Only lines holding the word "this" should be copied from the material.
───── Supplied records
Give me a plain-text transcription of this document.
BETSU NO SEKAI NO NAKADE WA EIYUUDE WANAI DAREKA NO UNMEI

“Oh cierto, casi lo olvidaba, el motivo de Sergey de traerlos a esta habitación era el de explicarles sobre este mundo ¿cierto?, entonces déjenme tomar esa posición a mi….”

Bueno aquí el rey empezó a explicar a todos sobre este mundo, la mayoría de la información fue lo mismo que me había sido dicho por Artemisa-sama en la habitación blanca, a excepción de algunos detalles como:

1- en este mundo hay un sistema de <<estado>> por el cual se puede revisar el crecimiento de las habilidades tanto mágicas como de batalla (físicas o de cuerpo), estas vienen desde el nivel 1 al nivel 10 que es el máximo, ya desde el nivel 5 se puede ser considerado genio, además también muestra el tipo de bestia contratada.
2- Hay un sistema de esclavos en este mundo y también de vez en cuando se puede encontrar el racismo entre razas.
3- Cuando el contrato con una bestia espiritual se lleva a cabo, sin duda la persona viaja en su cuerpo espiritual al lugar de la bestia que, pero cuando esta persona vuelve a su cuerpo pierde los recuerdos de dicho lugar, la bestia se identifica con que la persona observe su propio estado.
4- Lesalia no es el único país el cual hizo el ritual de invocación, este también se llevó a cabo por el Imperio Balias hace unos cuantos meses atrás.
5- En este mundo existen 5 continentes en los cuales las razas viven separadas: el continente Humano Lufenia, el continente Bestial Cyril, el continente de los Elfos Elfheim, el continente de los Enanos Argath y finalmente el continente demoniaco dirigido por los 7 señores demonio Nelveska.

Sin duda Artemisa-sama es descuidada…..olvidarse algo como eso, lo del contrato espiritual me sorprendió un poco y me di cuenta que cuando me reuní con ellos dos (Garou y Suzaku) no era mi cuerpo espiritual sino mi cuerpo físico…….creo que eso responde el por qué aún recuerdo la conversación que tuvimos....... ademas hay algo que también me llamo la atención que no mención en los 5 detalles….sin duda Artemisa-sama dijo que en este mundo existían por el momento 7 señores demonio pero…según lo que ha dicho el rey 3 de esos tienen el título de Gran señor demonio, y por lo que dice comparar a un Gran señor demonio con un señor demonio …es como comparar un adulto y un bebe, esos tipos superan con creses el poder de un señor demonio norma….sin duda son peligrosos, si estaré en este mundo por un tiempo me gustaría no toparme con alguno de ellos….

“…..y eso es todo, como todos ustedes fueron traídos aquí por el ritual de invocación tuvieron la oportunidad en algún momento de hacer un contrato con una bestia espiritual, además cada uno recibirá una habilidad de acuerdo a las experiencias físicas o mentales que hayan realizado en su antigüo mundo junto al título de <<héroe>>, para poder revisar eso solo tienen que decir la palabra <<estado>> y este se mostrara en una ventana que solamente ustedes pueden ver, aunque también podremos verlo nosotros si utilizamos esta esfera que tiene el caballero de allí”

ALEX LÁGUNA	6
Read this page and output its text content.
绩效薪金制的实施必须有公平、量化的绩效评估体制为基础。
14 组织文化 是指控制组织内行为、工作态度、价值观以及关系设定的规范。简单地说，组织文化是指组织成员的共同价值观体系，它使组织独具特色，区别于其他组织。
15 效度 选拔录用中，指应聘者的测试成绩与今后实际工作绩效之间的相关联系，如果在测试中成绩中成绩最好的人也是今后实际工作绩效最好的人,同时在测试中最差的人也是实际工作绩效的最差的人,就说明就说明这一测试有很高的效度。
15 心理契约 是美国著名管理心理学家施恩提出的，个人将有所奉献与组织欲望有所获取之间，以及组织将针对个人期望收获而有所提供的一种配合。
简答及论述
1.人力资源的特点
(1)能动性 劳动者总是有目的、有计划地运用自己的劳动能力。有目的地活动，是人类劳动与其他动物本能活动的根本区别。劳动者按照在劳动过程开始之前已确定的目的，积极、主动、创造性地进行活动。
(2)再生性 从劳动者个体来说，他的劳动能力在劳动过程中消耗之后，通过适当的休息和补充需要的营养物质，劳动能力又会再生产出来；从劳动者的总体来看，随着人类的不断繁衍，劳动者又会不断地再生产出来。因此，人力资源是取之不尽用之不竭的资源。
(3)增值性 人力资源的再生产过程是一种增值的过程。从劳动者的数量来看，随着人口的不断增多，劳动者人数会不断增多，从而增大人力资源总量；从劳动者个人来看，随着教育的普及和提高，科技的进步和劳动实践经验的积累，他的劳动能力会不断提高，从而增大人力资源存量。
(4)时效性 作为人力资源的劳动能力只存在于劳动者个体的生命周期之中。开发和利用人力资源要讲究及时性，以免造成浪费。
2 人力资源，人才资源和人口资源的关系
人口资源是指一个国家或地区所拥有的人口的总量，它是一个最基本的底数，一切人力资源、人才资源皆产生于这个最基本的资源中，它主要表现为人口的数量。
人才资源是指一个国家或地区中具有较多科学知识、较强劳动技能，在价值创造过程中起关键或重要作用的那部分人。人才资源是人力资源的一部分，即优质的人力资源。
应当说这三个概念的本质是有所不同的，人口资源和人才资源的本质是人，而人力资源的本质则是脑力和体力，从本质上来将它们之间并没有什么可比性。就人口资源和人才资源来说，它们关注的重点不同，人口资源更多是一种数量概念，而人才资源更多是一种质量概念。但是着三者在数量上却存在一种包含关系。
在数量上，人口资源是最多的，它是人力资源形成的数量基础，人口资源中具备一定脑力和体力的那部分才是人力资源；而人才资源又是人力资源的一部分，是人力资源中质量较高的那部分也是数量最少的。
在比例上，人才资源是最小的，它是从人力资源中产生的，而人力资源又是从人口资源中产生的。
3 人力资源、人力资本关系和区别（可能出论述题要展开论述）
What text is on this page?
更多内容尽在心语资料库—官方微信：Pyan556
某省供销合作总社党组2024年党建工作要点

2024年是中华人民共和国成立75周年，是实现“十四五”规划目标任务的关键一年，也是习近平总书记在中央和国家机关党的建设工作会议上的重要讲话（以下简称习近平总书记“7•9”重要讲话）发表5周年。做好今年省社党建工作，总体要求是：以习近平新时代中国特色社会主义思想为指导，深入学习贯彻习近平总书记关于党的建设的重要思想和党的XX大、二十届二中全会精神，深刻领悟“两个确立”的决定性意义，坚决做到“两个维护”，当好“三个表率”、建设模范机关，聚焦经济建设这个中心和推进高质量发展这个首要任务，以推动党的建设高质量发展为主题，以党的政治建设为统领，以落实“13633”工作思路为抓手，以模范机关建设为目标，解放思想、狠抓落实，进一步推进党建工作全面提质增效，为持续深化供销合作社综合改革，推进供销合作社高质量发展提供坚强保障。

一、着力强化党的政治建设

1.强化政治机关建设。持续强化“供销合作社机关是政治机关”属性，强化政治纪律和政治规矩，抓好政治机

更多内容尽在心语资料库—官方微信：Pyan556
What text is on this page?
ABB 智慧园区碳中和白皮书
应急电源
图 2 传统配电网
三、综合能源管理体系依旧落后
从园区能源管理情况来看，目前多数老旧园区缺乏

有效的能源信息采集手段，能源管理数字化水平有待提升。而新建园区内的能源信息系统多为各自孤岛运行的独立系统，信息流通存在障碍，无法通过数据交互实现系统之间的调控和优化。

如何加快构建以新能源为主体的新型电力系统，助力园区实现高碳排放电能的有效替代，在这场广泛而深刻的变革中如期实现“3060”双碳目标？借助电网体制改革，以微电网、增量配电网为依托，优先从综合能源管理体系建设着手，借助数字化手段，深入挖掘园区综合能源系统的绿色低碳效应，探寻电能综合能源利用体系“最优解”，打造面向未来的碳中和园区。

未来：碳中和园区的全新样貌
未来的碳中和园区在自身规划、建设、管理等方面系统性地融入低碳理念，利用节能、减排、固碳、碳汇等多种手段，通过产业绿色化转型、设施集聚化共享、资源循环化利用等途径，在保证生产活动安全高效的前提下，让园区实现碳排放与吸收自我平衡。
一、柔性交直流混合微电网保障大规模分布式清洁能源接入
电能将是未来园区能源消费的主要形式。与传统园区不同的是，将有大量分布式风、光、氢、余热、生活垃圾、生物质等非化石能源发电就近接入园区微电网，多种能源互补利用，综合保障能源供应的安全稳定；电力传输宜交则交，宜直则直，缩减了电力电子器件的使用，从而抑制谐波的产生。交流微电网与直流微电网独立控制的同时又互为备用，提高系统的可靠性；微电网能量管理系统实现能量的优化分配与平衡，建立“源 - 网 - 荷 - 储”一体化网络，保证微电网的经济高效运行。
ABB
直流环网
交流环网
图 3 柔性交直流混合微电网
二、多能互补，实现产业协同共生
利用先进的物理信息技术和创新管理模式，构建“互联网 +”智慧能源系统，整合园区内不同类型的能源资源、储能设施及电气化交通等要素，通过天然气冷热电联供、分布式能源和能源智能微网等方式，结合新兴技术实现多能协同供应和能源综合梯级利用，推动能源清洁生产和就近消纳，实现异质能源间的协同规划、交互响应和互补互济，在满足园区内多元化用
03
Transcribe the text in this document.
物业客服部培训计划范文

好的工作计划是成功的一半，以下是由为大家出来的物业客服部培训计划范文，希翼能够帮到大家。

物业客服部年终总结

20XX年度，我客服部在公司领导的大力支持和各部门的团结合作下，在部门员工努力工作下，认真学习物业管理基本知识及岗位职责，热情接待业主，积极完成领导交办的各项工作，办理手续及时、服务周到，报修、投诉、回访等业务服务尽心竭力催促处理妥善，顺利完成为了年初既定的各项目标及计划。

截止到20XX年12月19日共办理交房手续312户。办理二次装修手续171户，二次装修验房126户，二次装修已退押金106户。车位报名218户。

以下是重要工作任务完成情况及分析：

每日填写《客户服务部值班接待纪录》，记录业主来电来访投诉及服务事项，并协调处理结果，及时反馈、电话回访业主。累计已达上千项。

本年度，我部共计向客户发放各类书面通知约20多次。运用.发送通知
──────────
# The output
Give me a plain-text transcription of this document.
Read this page and output its text content.
What text is on this page?
What text is on this page?
Transcribe the text in this document.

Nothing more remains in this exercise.